● **Fragmento**:
-----

La filosofía y la literatura conocen varios progenitores que, por una u otra razón, cobraron una influencia fundamental en el devenir posterior de sus hijos. John Stuart Mill fue programado por su padre, el pensador James Mill, para convertirse en el gran reformador que su círculo de radicales esperaba como a un Mesías, lo cual significó un proceso educativo del que se proscribió todo juego y que comenzó por la enseñanza de las lenguas clásicas a los cuatro años. Ante el suyo, Franz Kafka se sintió siempre bajo la sensación continua y opresiva de estar atrapado por una culpa desconocida e insondable (lo que le reprochó en su Carta al padre) y que trasladó a su inquietante literatura como una mancha terrible que contagia toda la realidad del individuo.
En el caso de Schopenhauer, la influencia no fue pedagógica ni literaria, pero fue igual de tajante: Johanna dio el impulso definitivo a su hijo para escapar de un deber hacia el padre muerto que se había adjudicado inflexiblemente y que, de haberlo obedecido hasta al final, lo hubiera apartado por competo de su inclinación al conocimiento. Ella otorgó a su hijo aquello que él, pese a la profunda congoja existencial que atravesaba, no se atrevía a tomar: la libertad. Solo por ello la literatura le debe agradecimiento eterno a la escritora olvidada.

-----

● **Conjunto de registros**:

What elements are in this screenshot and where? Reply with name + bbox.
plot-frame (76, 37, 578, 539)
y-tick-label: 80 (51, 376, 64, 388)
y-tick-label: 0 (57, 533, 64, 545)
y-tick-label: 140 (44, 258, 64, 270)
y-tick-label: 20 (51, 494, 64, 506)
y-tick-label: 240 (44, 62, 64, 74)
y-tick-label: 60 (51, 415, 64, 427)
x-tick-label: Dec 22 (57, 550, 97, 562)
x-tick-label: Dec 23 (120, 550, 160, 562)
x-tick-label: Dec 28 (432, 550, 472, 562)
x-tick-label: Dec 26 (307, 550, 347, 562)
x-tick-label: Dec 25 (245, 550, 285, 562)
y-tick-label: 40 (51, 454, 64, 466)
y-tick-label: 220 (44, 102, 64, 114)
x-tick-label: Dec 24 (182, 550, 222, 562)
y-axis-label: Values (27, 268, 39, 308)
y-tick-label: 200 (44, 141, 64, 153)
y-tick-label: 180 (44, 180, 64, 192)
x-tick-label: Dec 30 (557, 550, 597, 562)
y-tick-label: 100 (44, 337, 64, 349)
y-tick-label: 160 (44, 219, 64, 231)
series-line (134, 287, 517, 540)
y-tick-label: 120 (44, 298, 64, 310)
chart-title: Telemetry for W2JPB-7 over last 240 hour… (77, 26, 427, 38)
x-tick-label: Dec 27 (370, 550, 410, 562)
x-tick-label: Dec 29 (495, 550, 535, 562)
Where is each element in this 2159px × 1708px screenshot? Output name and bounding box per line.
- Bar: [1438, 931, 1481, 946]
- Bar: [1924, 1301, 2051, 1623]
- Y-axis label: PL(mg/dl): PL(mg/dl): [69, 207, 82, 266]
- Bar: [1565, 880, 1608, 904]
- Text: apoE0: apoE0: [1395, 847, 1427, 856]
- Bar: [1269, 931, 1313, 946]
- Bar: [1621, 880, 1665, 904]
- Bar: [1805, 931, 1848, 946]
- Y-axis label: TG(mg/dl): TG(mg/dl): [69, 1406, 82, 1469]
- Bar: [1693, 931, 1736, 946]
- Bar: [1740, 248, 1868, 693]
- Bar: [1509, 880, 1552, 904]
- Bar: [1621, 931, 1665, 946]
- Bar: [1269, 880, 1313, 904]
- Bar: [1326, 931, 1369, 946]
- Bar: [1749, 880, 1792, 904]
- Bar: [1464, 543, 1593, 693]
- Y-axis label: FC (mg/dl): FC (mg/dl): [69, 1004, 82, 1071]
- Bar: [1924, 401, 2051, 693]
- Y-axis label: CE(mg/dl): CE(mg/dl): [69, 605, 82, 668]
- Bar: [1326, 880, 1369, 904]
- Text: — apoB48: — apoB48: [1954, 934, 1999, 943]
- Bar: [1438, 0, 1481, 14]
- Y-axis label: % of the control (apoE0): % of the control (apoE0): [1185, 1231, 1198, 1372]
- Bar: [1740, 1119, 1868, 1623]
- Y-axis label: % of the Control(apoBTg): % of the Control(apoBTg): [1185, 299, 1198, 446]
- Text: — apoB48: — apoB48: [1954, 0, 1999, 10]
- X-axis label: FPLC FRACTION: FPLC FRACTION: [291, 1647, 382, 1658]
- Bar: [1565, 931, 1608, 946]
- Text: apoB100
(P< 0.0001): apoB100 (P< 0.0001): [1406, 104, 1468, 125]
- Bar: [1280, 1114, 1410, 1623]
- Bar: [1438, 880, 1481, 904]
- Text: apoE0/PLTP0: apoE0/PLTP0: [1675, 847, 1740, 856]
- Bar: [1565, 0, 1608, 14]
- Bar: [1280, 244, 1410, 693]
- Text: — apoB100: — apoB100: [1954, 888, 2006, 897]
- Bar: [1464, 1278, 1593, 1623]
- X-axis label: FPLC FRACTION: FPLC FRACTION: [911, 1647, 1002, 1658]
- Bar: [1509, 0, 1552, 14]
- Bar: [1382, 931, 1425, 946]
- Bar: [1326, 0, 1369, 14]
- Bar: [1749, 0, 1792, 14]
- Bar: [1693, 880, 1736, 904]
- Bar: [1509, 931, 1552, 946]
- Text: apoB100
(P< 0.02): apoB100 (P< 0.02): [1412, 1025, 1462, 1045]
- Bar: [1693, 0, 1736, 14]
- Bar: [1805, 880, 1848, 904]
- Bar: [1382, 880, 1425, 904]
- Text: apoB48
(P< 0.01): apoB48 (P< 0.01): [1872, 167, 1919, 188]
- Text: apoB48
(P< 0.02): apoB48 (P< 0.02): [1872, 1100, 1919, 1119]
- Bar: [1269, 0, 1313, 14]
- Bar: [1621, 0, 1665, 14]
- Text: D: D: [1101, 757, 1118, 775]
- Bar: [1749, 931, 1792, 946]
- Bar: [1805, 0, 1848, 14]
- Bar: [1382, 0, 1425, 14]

-----

● **Instrucciones de trabajo**:
- 1) Edita el tramo del listado que va desde su comienzo hasta la línea que contiene "x-tick-label: Dec 29 (495, 550, 535, 562)", ambas incluidas, y cambia "Values" por "Valores" sin modificar nada más. Devuelve solo esas líneas.
- 2) Prosigue el fragmento sobre Schopenhauer y la influencia de su madre a partir de su última frase.

● **Respuestas**:
- 1)
What elements are in this screenshot and where? Reply with name + bbox.
plot-frame (76, 37, 578, 539)
y-tick-label: 80 (51, 376, 64, 388)
y-tick-label: 0 (57, 533, 64, 545)
y-tick-label: 140 (44, 258, 64, 270)
y-tick-label: 20 (51, 494, 64, 506)
y-tick-label: 240 (44, 62, 64, 74)
y-tick-label: 60 (51, 415, 64, 427)
x-tick-label: Dec 22 (57, 550, 97, 562)
x-tick-label: Dec 23 (120, 550, 160, 562)
x-tick-label: Dec 28 (432, 550, 472, 562)
x-tick-label: Dec 26 (307, 550, 347, 562)
x-tick-label: Dec 25 (245, 550, 285, 562)
y-tick-label: 40 (51, 454, 64, 466)
y-tick-label: 220 (44, 102, 64, 114)
x-tick-label: Dec 24 (182, 550, 222, 562)
y-axis-label: Valores (27, 268, 39, 308)
y-tick-label: 200 (44, 141, 64, 153)
y-tick-label: 180 (44, 180, 64, 192)
x-tick-label: Dec 30 (557, 550, 597, 562)
y-tick-label: 100 (44, 337, 64, 349)
y-tick-label: 160 (44, 219, 64, 231)
series-line (134, 287, 517, 540)
y-tick-label: 120 (44, 298, 64, 310)
chart-title: Telemetry for W2JPB-7 over last 240 hour… (77, 26, 427, 38)
x-tick-label: Dec 27 (370, 550, 410, 562)
x-tick-label: Dec 29 (495, 550, 535, 562)

- 2)
Arthur Schopenhauer (1788-1860) es uno de los filósofos de mayor influencia de los tiempos modernos. Fue uno de los últimos creadores de una explicación completa del mundo y del ser humano, y con independencia de que puedan o no compartirse sus especulaciones filosóficas —de cualquier modo, verdaderamente fascinantes, y en determinados aspectos de lo más convincentes—, es comprensible la atracción que despertó. Aun dentro de ese concepto profundamente pesimista que tuvo de la vida (y en determinados momentos, el pesimismo tiene un atractivo ético y estético que nunca poseerá el optimismo), su sistema ofrece también un modelo de conducta y unas formas de superar (o trascender) la derrota que en general supone la vida: por ejemplo, su defensa del arte como liberador de la trascendencia que anida en el ser humano sigue provocando emoción. Schopenhauer fustigó sin piedad al hombre medio de su época, al burgués satisfecho de su vida confortable y que pretende darse un baño de cultura (superficial, por supuesto), para el cual en tierras alemanas existía un calificativo que implicaba un notable desprecio: «filisteo». Un tipo de persona en el que incluyó a su madre, cuyo papel fundamental en su vida nunca reconoció; es más, siempre la menospreció.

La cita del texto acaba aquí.